Records to process:
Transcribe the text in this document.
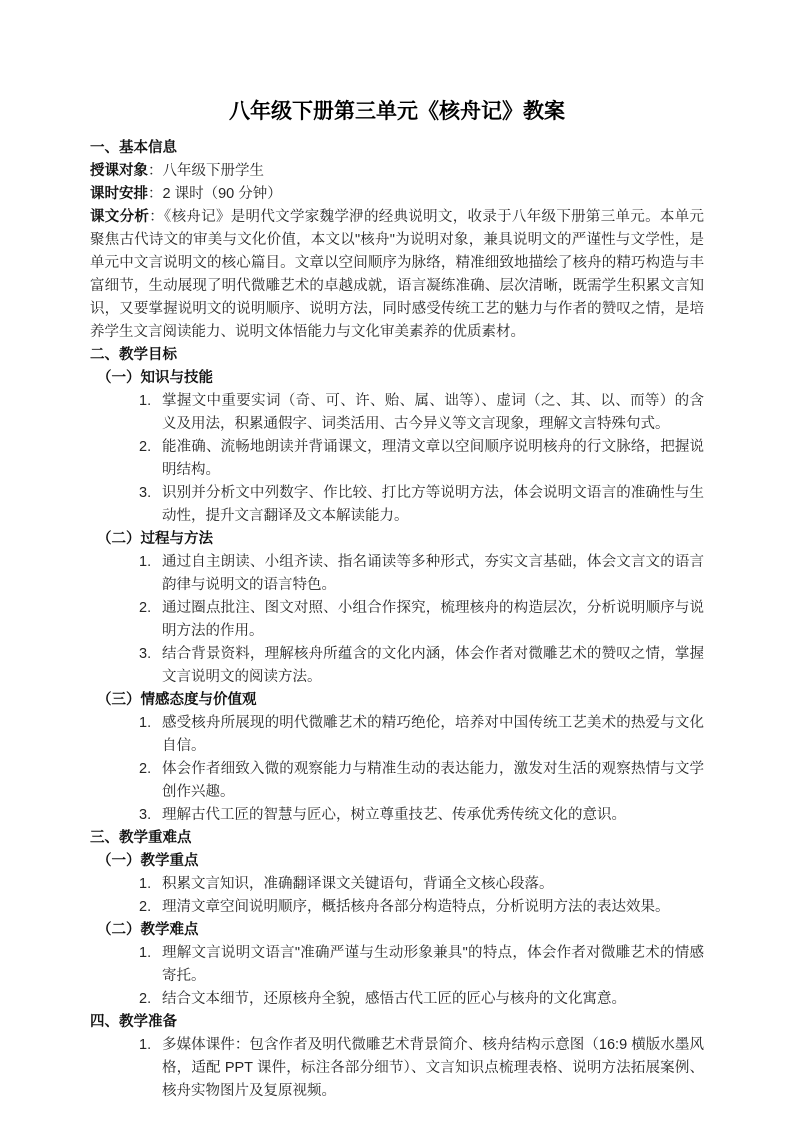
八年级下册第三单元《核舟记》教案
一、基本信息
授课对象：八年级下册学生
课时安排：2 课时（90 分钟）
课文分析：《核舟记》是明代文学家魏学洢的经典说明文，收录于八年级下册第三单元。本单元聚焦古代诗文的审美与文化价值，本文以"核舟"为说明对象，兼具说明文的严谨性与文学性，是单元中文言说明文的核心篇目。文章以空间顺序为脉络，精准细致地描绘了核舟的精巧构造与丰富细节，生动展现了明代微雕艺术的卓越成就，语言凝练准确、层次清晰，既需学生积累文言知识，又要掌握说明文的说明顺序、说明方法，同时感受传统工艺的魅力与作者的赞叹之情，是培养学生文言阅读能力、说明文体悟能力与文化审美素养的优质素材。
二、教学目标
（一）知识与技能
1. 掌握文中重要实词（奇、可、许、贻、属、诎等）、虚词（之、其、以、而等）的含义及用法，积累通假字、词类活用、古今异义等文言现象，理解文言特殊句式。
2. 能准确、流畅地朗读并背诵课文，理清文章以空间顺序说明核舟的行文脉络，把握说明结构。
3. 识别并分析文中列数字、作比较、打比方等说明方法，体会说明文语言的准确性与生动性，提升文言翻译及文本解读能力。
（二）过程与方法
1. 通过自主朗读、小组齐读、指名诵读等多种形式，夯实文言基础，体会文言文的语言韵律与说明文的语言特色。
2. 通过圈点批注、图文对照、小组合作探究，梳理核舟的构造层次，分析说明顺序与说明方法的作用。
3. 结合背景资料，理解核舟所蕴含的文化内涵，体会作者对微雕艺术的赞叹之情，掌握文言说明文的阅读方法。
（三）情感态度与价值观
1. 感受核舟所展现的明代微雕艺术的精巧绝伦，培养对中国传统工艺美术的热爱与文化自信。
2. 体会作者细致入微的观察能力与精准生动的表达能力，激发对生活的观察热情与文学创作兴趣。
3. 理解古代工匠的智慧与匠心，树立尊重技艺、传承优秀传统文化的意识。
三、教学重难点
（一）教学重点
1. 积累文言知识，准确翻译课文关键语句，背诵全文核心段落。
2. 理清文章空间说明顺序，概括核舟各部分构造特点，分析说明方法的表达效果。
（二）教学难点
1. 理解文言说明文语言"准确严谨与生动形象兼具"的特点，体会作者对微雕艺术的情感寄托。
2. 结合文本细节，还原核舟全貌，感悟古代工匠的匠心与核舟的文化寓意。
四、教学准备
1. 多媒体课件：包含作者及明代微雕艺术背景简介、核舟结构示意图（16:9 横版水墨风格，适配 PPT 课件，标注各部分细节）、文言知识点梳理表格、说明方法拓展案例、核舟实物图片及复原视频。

==

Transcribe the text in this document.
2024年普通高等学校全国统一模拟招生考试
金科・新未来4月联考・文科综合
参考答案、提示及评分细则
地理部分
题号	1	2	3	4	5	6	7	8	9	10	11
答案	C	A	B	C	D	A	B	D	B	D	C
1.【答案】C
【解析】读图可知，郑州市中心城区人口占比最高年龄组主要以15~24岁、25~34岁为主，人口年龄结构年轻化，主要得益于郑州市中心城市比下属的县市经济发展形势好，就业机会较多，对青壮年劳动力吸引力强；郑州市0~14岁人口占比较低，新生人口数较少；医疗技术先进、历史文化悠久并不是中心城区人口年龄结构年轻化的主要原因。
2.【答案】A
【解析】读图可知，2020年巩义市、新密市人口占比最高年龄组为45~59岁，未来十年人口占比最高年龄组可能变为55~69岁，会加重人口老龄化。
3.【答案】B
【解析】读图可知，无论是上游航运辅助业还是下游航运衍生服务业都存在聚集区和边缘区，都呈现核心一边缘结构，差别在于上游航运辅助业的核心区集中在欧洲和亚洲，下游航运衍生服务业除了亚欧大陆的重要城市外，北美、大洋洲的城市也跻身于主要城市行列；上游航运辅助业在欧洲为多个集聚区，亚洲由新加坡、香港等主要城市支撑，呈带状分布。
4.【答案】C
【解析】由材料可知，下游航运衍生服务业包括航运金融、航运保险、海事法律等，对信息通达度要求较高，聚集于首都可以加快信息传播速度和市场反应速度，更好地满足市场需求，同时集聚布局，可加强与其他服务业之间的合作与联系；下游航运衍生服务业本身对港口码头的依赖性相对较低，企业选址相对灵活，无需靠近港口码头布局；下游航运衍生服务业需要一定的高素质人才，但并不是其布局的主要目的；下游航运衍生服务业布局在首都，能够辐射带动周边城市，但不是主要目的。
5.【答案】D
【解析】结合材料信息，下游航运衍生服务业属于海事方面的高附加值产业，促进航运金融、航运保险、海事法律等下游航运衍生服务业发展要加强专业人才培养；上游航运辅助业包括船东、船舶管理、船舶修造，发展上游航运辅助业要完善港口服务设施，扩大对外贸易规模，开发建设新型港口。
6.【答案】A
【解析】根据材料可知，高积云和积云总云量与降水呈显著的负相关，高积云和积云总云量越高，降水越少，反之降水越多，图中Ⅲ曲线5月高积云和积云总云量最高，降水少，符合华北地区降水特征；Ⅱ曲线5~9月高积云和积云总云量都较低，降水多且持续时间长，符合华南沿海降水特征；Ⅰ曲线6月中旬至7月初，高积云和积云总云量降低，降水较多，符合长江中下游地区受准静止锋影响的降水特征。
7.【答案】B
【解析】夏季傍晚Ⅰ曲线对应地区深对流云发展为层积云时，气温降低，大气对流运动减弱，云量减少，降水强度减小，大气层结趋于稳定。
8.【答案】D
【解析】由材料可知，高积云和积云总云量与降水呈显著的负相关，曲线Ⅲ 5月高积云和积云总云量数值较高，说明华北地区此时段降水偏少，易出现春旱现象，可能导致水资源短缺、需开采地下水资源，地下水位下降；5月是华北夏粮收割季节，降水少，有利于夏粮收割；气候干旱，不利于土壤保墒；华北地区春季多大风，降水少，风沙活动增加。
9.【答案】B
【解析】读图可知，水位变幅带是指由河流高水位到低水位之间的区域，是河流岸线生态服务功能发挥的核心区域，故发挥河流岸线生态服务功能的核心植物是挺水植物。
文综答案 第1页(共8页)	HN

What to do: From the material above, count the lines that include "由材料可知" and give only the total.

Completed task: 2